[Source data]

-=-=-=-=-

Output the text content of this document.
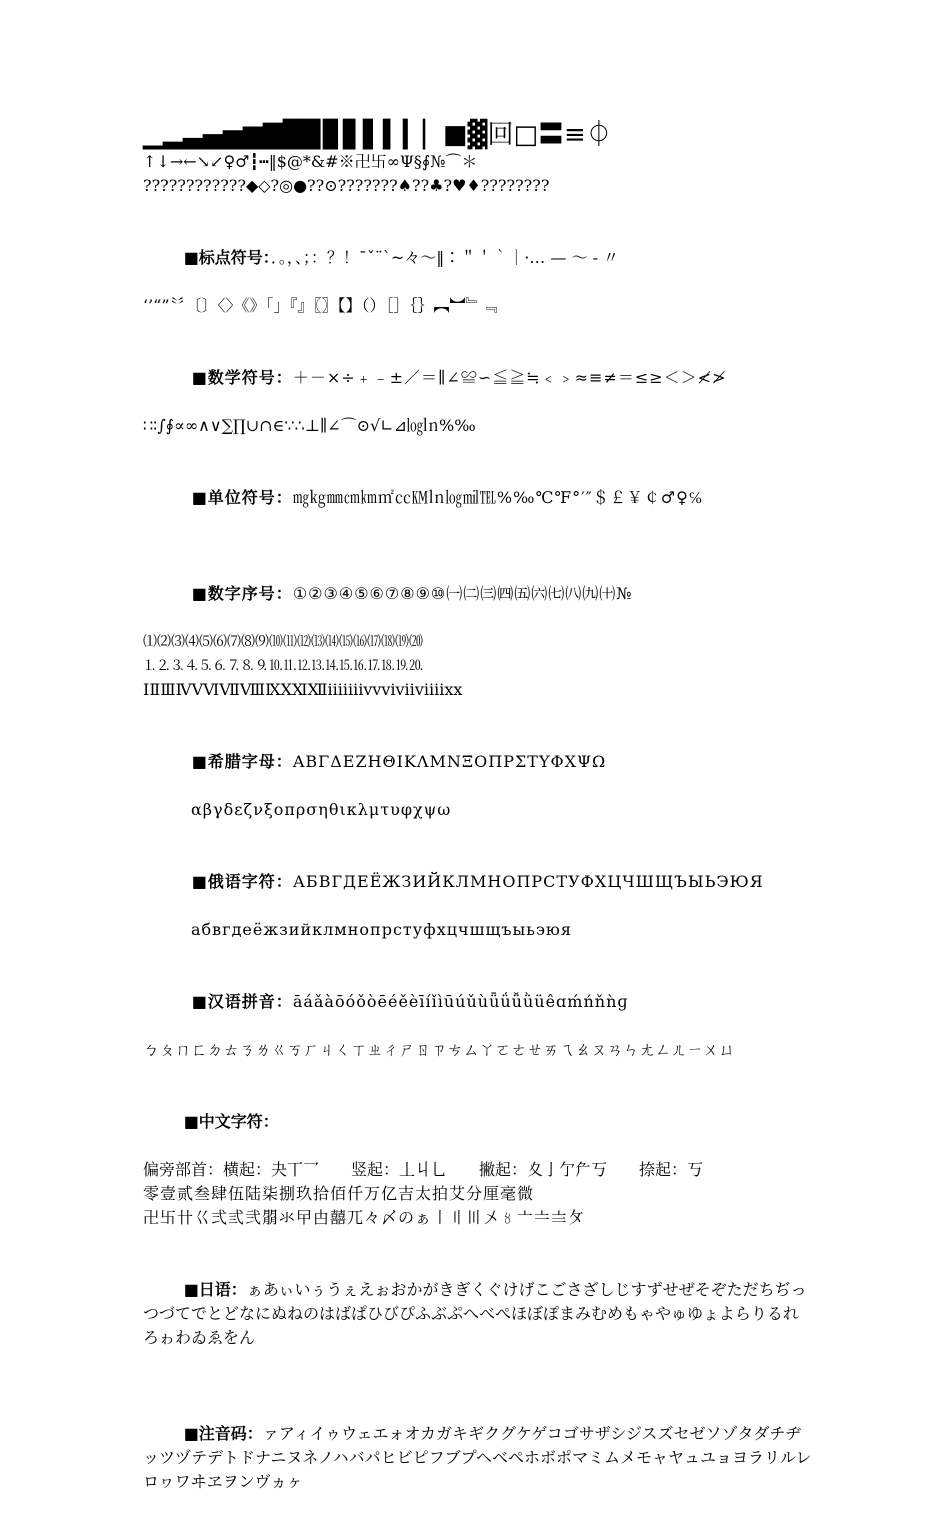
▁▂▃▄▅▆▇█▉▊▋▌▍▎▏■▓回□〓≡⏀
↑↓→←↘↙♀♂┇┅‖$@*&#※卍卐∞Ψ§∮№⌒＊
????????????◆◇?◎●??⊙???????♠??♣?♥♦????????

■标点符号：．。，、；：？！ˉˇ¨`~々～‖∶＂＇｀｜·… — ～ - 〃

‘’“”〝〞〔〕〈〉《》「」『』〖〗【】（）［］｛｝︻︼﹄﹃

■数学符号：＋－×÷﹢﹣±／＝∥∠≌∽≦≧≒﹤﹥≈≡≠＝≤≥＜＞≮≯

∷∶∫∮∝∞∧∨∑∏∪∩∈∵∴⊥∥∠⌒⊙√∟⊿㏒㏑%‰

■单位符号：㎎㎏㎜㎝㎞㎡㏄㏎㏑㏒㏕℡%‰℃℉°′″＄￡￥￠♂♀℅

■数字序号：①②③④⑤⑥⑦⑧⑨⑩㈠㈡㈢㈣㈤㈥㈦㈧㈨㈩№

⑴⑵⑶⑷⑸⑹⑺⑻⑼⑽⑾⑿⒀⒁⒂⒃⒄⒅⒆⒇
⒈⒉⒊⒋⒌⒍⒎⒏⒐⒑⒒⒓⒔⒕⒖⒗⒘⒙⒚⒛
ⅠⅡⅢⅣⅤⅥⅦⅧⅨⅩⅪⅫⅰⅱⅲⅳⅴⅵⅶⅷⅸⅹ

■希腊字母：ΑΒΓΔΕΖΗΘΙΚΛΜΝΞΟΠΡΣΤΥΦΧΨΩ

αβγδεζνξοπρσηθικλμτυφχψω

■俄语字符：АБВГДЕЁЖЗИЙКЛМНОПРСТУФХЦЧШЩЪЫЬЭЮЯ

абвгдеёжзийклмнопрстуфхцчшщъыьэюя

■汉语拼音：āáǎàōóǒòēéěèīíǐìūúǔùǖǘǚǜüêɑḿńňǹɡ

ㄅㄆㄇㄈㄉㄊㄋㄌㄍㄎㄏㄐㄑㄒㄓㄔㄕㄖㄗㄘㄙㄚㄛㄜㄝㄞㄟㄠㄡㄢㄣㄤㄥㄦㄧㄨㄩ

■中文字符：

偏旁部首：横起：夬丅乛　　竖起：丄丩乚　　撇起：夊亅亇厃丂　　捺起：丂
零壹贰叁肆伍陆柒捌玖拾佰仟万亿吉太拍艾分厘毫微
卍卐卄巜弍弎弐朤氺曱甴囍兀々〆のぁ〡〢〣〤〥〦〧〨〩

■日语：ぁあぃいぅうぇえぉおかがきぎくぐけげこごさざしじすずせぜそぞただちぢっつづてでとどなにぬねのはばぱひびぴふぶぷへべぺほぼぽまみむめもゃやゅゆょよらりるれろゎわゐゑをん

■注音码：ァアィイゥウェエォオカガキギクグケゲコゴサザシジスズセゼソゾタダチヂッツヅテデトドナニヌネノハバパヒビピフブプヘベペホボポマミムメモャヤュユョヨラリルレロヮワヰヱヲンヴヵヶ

-=-=-=-=-

-- SHORT EXERCISE --
Repeat each entry exactly as given; no pictures belong in the copy.

-- OUTPUT --
Output the text content of this document.
▁▂▃▄▅▆▇█▉▊▋▌▍▎▏■▓回□〓≡⏀
↑↓→←↘↙♀♂┇┅‖$@*&#※卍卐∞Ψ§∮№⌒＊
????????????◆◇?◎●??⊙???????♠??♣?♥♦????????

■标点符号：．。，、；：？！ˉˇ¨`~々～‖∶＂＇｀｜·… — ～ - 〃

‘’“”〝〞〔〕〈〉《》「」『』〖〗【】（）［］｛｝︻︼﹄﹃

■数学符号：＋－×÷﹢﹣±／＝∥∠≌∽≦≧≒﹤﹥≈≡≠＝≤≥＜＞≮≯

∷∶∫∮∝∞∧∨∑∏∪∩∈∵∴⊥∥∠⌒⊙√∟⊿㏒㏑%‰

■单位符号：㎎㎏㎜㎝㎞㎡㏄㏎㏑㏒㏕℡%‰℃℉°′″＄￡￥￠♂♀℅

■数字序号：①②③④⑤⑥⑦⑧⑨⑩㈠㈡㈢㈣㈤㈥㈦㈧㈨㈩№

⑴⑵⑶⑷⑸⑹⑺⑻⑼⑽⑾⑿⒀⒁⒂⒃⒄⒅⒆⒇
⒈⒉⒊⒋⒌⒍⒎⒏⒐⒑⒒⒓⒔⒕⒖⒗⒘⒙⒚⒛
ⅠⅡⅢⅣⅤⅥⅦⅧⅨⅩⅪⅫⅰⅱⅲⅳⅴⅵⅶⅷⅸⅹ

■希腊字母：ΑΒΓΔΕΖΗΘΙΚΛΜΝΞΟΠΡΣΤΥΦΧΨΩ

αβγδεζνξοπρσηθικλμτυφχψω

■俄语字符：АБВГДЕЁЖЗИЙКЛМНОПРСТУФХЦЧШЩЪЫЬЭЮЯ

абвгдеёжзийклмнопрстуфхцчшщъыьэюя

■汉语拼音：āáǎàōóǒòēéěèīíǐìūúǔùǖǘǚǜüêɑḿńňǹɡ

ㄅㄆㄇㄈㄉㄊㄋㄌㄍㄎㄏㄐㄑㄒㄓㄔㄕㄖㄗㄘㄙㄚㄛㄜㄝㄞㄟㄠㄡㄢㄣㄤㄥㄦㄧㄨㄩ

■中文字符：

偏旁部首：横起：夬丅乛　　竖起：丄丩乚　　撇起：夊亅亇厃丂　　捺起：丂
零壹贰叁肆伍陆柒捌玖拾佰仟万亿吉太拍艾分厘毫微
卍卐卄巜弍弎弐朤氺曱甴囍兀々〆のぁ〡〢〣〤〥〦〧〨〩

■日语：ぁあぃいぅうぇえぉおかがきぎくぐけげこごさざしじすずせぜそぞただちぢっつづてでとどなにぬねのはばぱひびぴふぶぷへべぺほぼぽまみむめもゃやゅゆょよらりるれろゎわゐゑをん

■注音码：ァアィイゥウェエォオカガキギクグケゲコゴサザシジスズセゼソゾタダチヂッツヅテデトドナニヌネノハバパヒビピフブプヘベペホボポマミムメモャヤュユョヨラリルレロヮワヰヱヲンヴヵヶ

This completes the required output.